Avevo letto molti articoli sul Giappone prima di recarmi in quel Paese per un viaggio di due settimane.
Come spesso accade le letture consentono di avere uno scenario di massima di ciò che ci si può aspettare, ma esserci è altra cosa.
Ovviamente, come sempre accade nei brevi soggiorni turistici, l’idea che si coglie del posto può essere approssimativa. Sia perché si ha modo di visitare solo alcune località sia perché vivere e lavorare in un luogo consente una visione certamente più ampia e aderente alla realtà. Il primo impatto con il Paese del Sol Levante è avvenuto per me nella metropoli di Tokyo. Il viaggio è poi proseguito, con la visita di Kyoto, Osaka, Hiroshima, la piccola isola di Miyajima e l’area dei laghi alle pendici del Monte Fujii.
Seppur con qualche differenza nelle varie località, alcuni aspetti comuni della società giapponese emergono sin da subito vivendo la capitale.
Aspetti caratterizzanti sono la modernità della città, l’alta adozione di tecnologie innovative, l’iper-efficienza dei trasporti e dei servizi in genere, e la marea di gente che invade le strade di questa metropoli.

● ● ● ●

▸ **Compiti da svolgere**:
1. Nel testo sul viaggio in Giappone, quanto è durato il viaggio?
2. Ricopia il testo sul viaggio in Giappone partendo dalle parole "Avevo letto molti" e fermandoti dopo le parole "del Monte Fujii.".
3. Prosegui il testo sul viaggio in Giappone dopo la sua ultima frase.

● ● ● ●

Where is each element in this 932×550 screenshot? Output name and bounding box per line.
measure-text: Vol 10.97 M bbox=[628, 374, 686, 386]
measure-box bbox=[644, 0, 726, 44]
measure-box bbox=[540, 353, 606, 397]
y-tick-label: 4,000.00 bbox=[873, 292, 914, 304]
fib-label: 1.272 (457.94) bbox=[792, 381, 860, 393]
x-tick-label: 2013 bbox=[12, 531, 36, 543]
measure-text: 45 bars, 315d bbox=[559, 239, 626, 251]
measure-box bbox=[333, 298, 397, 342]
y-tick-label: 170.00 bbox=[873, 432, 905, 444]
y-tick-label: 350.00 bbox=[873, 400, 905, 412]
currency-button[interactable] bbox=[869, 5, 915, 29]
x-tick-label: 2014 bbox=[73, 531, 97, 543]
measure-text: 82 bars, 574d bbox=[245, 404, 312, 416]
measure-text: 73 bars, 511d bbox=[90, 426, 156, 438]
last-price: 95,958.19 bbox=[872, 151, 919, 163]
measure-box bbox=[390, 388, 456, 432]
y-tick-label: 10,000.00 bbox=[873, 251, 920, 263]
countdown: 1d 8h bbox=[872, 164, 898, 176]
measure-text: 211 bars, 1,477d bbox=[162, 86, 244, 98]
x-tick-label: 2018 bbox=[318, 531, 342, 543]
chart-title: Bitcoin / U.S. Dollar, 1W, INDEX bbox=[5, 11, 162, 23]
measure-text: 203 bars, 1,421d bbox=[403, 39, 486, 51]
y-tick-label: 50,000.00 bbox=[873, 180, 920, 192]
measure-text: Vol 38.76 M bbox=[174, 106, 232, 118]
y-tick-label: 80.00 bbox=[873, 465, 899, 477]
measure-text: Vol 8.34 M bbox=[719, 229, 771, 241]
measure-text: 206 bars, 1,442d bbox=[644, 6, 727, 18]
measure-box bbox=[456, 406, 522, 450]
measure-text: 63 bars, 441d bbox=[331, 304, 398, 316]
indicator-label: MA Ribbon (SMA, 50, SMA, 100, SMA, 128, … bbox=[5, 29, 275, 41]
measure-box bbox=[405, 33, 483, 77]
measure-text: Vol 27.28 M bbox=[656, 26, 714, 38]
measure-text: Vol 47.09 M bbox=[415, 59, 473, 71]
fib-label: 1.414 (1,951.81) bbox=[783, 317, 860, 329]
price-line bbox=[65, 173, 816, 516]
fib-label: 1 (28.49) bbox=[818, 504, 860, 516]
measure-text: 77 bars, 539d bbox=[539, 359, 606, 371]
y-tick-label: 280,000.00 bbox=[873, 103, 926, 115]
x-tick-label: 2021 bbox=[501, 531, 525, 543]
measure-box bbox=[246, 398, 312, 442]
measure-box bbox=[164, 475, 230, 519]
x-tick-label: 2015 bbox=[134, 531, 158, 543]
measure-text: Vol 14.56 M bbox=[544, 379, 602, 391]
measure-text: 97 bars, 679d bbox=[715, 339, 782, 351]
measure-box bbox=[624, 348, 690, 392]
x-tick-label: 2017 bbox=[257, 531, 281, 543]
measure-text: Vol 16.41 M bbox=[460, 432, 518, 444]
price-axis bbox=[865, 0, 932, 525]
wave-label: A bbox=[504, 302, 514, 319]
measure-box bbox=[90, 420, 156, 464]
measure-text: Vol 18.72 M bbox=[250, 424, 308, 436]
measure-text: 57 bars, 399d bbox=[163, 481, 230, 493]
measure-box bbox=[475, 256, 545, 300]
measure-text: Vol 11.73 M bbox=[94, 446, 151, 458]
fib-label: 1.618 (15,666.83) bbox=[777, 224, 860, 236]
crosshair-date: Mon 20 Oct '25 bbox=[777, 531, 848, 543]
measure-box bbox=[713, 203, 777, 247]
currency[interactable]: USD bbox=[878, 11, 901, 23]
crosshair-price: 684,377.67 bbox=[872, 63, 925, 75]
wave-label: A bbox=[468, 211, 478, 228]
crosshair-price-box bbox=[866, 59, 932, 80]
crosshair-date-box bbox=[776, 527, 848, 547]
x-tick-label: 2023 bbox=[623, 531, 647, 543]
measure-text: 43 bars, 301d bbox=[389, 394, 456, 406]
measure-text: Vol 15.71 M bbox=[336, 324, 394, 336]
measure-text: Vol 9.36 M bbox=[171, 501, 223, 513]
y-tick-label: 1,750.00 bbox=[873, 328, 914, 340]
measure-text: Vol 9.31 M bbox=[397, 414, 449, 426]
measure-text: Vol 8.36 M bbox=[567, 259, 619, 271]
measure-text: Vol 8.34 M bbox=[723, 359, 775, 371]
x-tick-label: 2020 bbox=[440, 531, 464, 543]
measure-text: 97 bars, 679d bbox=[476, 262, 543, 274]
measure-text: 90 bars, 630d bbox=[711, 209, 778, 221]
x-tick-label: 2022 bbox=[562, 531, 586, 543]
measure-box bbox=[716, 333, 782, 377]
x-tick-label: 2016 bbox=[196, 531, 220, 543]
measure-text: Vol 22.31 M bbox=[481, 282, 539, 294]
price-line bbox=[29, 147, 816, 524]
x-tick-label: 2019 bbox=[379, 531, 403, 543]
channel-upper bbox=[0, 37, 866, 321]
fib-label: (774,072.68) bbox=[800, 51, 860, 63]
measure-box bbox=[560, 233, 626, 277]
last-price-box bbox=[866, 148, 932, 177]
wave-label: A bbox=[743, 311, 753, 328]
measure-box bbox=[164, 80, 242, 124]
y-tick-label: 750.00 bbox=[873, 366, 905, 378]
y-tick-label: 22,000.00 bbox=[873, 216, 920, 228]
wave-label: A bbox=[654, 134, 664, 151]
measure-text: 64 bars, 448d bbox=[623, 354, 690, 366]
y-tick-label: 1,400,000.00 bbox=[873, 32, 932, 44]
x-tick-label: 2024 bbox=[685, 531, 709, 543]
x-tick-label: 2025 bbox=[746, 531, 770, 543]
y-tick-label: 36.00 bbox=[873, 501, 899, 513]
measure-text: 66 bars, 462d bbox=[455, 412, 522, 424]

● ● ● ●

▸ **Soluzioni**:
1. Due settimane.

2.
Avevo letto molti articoli sul Giappone prima di recarmi in quel Paese per un viaggio di due settimane.
Come spesso accade le letture consentono di avere uno scenario di massima di ciò che ci si può aspettare, ma esserci è altra cosa.
Ovviamente, come sempre accade nei brevi soggiorni turistici, l’idea che si coglie del posto può essere approssimativa. Sia perché si ha modo di visitare solo alcune località sia perché vivere e lavorare in un luogo consente una visione certamente più ampia e aderente alla realtà. Il primo impatto con il Paese del Sol Levante è avvenuto per me nella metropoli di Tokyo. Il viaggio è poi proseguito, con la visita di Kyoto, Osaka, Hiroshima, la piccola isola di Miyajima e l’area dei laghi alle pendici del Monte Fujii.

3.
La tecnologia certamente semplifica e standardizza i processi, ma dall’altra riduce la necessità e le opportunità di contatto ed interazione tra le persone. Le stazioni come punti di intersezione di diverse linee metro e treni di superficie, con intorno spazi commerciali di fatto sono città nelle città. Ogni grande incrocio, non solo quello iconico di Shibuya, allo scattare del verde per i pedoni, lascia partire uno “tsunami” di persone, che seppur autonome, sembrano dirette da una regia di stile militare, tanto si muovono in modo ordinato e tendenzialmente sincrono.
Vivendo il Giappone, anche se per pochi giorni, emerge immediatamente che valori quali l’armonia sociale, il rispetto, la disciplina, la correttezza, il senso del dovere, l’appartenenza, siano centrali ed essenziali. Il bene del gruppo – sia esso inteso come famiglia, scuola, comunità o azienda – prevale sui comportamenti individuali ed egoistici e questo si riflette in un benessere generale. L’altra faccia della medaglia è però costituita dalla sensazione che le persone siano essenzialmente “sole” magari per riservatezza, con pochi rapporti interpersonali, stressate da ritmi di lavoro molto alti e probabilmente neanche ben retribuiti e tutto questo comporti una certa infelicità di fondo.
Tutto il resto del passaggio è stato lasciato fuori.